━━━ Material to process
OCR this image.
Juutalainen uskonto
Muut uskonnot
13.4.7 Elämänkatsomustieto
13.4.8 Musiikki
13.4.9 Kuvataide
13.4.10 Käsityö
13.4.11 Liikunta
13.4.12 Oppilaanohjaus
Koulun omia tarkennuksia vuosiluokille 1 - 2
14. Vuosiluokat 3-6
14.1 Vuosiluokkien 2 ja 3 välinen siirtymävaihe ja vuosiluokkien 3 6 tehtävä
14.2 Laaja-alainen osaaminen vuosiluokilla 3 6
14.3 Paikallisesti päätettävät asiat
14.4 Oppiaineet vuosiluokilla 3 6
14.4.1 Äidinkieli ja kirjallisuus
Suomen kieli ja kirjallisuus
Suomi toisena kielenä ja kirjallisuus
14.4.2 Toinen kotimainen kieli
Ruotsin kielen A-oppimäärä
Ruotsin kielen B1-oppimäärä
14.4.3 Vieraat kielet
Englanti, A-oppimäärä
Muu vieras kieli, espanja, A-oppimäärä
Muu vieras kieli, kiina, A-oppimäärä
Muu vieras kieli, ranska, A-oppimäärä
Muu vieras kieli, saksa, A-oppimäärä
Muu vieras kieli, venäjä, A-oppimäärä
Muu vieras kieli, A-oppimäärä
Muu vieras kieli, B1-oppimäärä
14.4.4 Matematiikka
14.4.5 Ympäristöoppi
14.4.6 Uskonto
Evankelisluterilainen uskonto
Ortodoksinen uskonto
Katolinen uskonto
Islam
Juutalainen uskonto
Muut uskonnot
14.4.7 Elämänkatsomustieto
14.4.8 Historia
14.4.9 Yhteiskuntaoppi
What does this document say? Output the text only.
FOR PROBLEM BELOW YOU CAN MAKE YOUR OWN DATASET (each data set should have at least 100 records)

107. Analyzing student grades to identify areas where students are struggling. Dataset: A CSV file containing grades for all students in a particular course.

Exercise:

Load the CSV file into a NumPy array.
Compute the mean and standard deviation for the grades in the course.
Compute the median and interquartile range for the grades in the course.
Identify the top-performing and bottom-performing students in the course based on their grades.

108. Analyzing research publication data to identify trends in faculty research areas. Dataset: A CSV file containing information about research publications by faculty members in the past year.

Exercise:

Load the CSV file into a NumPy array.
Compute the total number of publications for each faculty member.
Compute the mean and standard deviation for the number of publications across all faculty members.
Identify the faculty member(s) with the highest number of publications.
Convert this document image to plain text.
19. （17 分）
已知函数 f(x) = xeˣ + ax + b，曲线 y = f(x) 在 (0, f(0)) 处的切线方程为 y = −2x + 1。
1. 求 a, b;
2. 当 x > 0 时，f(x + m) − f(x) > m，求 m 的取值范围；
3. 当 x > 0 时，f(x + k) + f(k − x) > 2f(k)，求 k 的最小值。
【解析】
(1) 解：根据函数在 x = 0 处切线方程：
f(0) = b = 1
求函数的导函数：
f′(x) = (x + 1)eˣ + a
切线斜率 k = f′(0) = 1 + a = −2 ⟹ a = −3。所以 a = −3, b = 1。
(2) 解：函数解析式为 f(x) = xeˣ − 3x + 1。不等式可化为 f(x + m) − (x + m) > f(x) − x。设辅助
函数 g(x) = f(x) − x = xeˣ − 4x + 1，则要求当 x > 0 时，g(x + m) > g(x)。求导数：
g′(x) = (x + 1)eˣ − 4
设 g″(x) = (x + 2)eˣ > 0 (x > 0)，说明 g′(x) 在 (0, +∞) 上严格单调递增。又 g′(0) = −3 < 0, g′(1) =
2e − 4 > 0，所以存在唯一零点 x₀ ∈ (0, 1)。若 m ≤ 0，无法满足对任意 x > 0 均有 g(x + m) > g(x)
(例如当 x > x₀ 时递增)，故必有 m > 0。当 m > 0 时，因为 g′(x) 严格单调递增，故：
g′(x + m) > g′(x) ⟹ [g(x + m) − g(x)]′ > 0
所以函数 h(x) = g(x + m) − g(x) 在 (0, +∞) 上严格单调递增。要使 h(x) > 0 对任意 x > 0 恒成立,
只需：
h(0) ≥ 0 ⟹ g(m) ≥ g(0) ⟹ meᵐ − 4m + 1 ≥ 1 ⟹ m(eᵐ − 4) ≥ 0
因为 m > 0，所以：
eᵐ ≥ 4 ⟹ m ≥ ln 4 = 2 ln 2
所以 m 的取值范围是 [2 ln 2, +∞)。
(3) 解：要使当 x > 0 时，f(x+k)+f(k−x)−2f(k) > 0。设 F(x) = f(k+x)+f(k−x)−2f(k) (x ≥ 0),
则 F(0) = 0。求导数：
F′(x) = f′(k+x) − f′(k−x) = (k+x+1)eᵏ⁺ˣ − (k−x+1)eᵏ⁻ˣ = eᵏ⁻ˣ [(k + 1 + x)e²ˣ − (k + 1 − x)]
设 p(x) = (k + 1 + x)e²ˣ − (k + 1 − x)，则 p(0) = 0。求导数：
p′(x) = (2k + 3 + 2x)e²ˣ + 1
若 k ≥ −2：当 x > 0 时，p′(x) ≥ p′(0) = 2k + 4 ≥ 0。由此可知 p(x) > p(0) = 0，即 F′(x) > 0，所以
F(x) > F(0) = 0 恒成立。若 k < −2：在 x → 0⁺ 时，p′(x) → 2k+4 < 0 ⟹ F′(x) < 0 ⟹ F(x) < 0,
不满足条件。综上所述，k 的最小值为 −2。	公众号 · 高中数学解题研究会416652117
━━━━━━
Exercise task: Give a single number: the count of lines above that include the word "vuosiluokilla".

Answer for this exercise: 2